SUPPLIED ENTRIES
******************************
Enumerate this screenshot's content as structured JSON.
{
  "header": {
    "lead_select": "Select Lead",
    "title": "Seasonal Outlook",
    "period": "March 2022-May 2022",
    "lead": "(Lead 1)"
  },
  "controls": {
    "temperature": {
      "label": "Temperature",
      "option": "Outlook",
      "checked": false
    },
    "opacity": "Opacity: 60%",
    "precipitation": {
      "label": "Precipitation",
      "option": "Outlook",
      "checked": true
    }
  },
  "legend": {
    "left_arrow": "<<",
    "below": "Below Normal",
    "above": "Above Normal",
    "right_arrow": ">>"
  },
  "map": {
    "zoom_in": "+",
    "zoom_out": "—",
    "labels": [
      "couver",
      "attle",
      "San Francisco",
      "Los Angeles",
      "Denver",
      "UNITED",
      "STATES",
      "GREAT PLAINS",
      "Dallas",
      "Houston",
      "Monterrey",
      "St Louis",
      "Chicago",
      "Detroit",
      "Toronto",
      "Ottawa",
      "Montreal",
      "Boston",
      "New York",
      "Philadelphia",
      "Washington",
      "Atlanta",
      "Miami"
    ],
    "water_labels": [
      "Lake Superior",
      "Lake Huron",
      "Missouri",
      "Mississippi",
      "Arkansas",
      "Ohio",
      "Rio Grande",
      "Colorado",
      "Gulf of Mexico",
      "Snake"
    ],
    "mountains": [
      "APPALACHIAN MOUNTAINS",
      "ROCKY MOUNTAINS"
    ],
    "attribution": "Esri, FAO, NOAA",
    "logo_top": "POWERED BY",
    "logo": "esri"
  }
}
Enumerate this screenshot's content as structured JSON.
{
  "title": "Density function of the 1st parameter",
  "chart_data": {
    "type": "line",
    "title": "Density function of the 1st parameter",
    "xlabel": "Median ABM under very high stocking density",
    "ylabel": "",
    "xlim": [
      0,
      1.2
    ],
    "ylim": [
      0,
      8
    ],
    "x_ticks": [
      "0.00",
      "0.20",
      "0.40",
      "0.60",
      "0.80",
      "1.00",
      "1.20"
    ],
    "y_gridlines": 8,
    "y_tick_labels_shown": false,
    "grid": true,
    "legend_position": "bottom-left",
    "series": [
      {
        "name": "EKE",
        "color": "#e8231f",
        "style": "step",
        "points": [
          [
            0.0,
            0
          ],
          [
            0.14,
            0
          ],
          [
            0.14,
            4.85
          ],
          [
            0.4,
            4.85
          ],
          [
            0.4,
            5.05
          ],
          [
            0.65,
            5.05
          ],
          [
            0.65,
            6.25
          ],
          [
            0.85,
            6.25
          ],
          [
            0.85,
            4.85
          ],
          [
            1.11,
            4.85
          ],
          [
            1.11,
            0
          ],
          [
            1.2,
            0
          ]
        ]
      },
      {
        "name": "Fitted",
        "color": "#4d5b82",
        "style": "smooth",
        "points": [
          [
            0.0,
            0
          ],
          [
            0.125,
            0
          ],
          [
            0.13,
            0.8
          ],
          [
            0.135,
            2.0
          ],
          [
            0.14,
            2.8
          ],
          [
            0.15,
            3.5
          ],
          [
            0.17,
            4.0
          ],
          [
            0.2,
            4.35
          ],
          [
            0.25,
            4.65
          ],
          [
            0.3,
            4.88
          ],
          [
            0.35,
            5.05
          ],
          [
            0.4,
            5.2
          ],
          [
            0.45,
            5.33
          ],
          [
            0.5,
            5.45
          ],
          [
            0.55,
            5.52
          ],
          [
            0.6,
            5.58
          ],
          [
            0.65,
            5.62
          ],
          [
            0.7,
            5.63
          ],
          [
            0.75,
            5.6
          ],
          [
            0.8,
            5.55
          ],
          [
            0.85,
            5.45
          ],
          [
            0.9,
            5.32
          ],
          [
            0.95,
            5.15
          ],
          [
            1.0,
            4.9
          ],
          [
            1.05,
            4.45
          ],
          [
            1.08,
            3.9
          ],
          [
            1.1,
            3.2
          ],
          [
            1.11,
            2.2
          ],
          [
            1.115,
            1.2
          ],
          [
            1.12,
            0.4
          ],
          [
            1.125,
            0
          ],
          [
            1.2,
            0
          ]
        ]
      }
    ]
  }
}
******************************
INSTRUCTIONS FOR THE TASK
Copy every record exactly as presented.

EXERCISE OUTPUT
Enumerate this screenshot's content as structured JSON.
{
  "header": {
    "lead_select": "Select Lead",
    "title": "Seasonal Outlook",
    "period": "March 2022-May 2022",
    "lead": "(Lead 1)"
  },
  "controls": {
    "temperature": {
      "label": "Temperature",
      "option": "Outlook",
      "checked": false
    },
    "opacity": "Opacity: 60%",
    "precipitation": {
      "label": "Precipitation",
      "option": "Outlook",
      "checked": true
    }
  },
  "legend": {
    "left_arrow": "<<",
    "below": "Below Normal",
    "above": "Above Normal",
    "right_arrow": ">>"
  },
  "map": {
    "zoom_in": "+",
    "zoom_out": "—",
    "labels": [
      "couver",
      "attle",
      "San Francisco",
      "Los Angeles",
      "Denver",
      "UNITED",
      "STATES",
      "GREAT PLAINS",
      "Dallas",
      "Houston",
      "Monterrey",
      "St Louis",
      "Chicago",
      "Detroit",
      "Toronto",
      "Ottawa",
      "Montreal",
      "Boston",
      "New York",
      "Philadelphia",
      "Washington",
      "Atlanta",
      "Miami"
    ],
    "water_labels": [
      "Lake Superior",
      "Lake Huron",
      "Missouri",
      "Mississippi",
      "Arkansas",
      "Ohio",
      "Rio Grande",
      "Colorado",
      "Gulf of Mexico",
      "Snake"
    ],
    "mountains": [
      "APPALACHIAN MOUNTAINS",
      "ROCKY MOUNTAINS"
    ],
    "attribution": "Esri, FAO, NOAA",
    "logo_top": "POWERED BY",
    "logo": "esri"
  }
}
Enumerate this screenshot's content as structured JSON.
{
  "title": "Density function of the 1st parameter",
  "chart_data": {
    "type": "line",
    "title": "Density function of the 1st parameter",
    "xlabel": "Median ABM under very high stocking density",
    "ylabel": "",
    "xlim": [
      0,
      1.2
    ],
    "ylim": [
      0,
      8
    ],
    "x_ticks": [
      "0.00",
      "0.20",
      "0.40",
      "0.60",
      "0.80",
      "1.00",
      "1.20"
    ],
    "y_gridlines": 8,
    "y_tick_labels_shown": false,
    "grid": true,
    "legend_position": "bottom-left",
    "series": [
      {
        "name": "EKE",
        "color": "#e8231f",
        "style": "step",
        "points": [
          [
            0.0,
            0
          ],
          [
            0.14,
            0
          ],
          [
            0.14,
            4.85
          ],
          [
            0.4,
            4.85
          ],
          [
            0.4,
            5.05
          ],
          [
            0.65,
            5.05
          ],
          [
            0.65,
            6.25
          ],
          [
            0.85,
            6.25
          ],
          [
            0.85,
            4.85
          ],
          [
            1.11,
            4.85
          ],
          [
            1.11,
            0
          ],
          [
            1.2,
            0
          ]
        ]
      },
      {
        "name": "Fitted",
        "color": "#4d5b82",
        "style": "smooth",
        "points": [
          [
            0.0,
            0
          ],
          [
            0.125,
            0
          ],
          [
            0.13,
            0.8
          ],
          [
            0.135,
            2.0
          ],
          [
            0.14,
            2.8
          ],
          [
            0.15,
            3.5
          ],
          [
            0.17,
            4.0
          ],
          [
            0.2,
            4.35
          ],
          [
            0.25,
            4.65
          ],
          [
            0.3,
            4.88
          ],
          [
            0.35,
            5.05
          ],
          [
            0.4,
            5.2
          ],
          [
            0.45,
            5.33
          ],
          [
            0.5,
            5.45
          ],
          [
            0.55,
            5.52
          ],
          [
            0.6,
            5.58
          ],
          [
            0.65,
            5.62
          ],
          [
            0.7,
            5.63
          ],
          [
            0.75,
            5.6
          ],
          [
            0.8,
            5.55
          ],
          [
            0.85,
            5.45
          ],
          [
            0.9,
            5.32
          ],
          [
            0.95,
            5.15
          ],
          [
            1.0,
            4.9
          ],
          [
            1.05,
            4.45
          ],
          [
            1.08,
            3.9
          ],
          [
            1.1,
            3.2
          ],
          [
            1.11,
            2.2
          ],
          [
            1.115,
            1.2
          ],
          [
            1.12,
            0.4
          ],
          [
            1.125,
            0
          ],
          [
            1.2,
            0
          ]
        ]
      }
    ]
  }
}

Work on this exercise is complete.